- **DATASET EXCERPTS**:
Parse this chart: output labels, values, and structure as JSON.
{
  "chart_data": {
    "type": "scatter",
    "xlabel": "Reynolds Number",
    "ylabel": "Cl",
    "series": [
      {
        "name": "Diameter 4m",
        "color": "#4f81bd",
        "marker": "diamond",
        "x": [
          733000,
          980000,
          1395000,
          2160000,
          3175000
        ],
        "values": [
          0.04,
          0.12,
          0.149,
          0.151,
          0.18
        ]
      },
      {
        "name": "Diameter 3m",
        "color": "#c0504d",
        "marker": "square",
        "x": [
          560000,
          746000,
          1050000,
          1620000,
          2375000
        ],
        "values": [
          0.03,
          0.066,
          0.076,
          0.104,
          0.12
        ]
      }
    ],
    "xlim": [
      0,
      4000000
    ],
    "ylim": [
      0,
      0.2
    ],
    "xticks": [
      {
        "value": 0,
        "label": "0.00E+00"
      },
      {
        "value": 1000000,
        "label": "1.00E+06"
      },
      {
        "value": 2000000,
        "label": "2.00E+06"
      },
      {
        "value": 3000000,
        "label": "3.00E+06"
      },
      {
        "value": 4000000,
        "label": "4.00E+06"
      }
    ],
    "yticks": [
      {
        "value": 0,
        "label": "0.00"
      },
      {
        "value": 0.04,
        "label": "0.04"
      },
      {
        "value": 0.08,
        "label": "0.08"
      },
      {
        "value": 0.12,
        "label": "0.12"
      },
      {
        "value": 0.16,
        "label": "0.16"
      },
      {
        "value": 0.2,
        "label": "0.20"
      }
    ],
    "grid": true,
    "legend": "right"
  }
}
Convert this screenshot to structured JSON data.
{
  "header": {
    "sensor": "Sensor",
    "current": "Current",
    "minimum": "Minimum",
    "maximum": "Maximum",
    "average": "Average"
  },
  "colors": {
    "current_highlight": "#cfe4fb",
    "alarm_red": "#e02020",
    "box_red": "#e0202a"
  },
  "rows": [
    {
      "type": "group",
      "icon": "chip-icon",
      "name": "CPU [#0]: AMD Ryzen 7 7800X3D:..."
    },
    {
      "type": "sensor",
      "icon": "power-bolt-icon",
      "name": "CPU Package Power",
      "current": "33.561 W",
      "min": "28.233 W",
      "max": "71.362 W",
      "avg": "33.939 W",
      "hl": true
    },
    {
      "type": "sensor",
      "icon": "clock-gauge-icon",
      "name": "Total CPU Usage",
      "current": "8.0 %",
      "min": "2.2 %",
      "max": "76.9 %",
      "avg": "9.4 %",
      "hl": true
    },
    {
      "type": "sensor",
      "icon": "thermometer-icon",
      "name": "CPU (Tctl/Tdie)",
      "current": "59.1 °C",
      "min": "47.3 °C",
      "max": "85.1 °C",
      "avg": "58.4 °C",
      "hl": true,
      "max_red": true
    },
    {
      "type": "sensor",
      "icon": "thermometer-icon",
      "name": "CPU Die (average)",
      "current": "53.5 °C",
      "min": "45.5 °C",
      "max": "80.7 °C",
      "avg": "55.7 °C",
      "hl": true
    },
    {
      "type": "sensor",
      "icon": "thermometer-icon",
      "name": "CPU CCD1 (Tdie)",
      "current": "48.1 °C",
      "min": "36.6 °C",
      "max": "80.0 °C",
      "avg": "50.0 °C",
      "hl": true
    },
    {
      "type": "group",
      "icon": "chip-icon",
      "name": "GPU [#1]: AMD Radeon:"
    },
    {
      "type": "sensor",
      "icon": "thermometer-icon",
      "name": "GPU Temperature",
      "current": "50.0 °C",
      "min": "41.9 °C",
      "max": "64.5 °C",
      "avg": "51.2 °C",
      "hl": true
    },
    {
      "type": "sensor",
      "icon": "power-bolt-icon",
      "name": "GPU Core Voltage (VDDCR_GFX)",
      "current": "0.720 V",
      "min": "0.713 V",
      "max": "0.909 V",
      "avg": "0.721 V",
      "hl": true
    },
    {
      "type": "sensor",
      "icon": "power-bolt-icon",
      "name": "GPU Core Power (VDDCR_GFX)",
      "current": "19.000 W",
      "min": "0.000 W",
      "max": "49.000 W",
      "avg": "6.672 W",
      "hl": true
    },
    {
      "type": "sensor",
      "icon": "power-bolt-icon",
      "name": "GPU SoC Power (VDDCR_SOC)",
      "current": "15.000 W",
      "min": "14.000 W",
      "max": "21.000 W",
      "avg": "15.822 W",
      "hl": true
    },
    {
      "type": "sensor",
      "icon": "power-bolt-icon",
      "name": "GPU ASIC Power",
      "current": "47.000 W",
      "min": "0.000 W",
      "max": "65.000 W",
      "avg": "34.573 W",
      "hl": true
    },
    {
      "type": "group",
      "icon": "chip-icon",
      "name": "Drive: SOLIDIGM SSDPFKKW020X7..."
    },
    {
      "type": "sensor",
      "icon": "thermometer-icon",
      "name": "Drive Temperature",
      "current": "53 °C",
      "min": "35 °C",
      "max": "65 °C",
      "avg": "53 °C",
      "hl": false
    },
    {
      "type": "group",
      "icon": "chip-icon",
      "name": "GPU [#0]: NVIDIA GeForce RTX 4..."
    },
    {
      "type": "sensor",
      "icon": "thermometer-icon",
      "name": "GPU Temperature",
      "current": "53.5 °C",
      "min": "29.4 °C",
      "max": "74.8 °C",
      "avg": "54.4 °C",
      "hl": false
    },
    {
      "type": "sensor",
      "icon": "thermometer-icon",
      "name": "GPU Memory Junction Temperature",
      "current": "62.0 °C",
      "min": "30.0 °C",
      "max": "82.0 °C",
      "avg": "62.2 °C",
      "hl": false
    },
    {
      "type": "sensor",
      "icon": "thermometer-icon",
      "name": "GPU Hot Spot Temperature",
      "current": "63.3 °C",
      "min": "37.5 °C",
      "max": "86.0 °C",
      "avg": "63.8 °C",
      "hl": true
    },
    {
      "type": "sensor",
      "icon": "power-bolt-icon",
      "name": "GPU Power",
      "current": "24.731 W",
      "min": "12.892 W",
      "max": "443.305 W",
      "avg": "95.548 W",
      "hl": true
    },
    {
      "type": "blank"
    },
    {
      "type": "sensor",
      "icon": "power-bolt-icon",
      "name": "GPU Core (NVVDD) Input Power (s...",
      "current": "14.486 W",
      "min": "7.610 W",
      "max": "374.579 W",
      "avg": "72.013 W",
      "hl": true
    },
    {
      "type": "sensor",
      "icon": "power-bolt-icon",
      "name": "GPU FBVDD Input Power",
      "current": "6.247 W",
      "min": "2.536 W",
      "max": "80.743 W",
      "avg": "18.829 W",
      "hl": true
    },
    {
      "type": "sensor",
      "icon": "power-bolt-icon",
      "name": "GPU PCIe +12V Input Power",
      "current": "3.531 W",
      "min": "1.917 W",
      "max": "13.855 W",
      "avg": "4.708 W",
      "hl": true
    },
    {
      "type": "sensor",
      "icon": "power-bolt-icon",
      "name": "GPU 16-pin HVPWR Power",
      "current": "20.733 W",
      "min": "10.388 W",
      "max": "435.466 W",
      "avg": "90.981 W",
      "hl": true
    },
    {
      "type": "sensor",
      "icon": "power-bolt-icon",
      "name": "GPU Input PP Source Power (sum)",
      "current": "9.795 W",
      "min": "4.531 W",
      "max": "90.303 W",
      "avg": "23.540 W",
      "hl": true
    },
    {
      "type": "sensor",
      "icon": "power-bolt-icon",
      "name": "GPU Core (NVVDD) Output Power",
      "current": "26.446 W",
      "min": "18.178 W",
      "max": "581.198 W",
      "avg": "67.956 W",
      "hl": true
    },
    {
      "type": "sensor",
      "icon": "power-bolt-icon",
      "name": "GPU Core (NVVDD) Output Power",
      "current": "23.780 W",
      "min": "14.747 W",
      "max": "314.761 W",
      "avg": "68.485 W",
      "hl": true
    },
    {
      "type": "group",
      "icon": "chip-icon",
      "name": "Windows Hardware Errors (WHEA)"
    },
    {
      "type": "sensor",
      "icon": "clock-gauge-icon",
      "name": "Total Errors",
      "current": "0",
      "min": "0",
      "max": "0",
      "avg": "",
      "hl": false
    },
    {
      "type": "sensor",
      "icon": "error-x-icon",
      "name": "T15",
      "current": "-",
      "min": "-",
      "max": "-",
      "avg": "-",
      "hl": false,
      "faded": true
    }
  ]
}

- **GIVEN REQUEST**: Take every line that includes the string "Temperature" and copy it.

- **RIGHT ANSWER**:
      "name": "GPU Temperature",
      "name": "Drive Temperature",
      "name": "GPU Temperature",
      "name": "GPU Memory Junction Temperature",
      "name": "GPU Hot Spot Temperature",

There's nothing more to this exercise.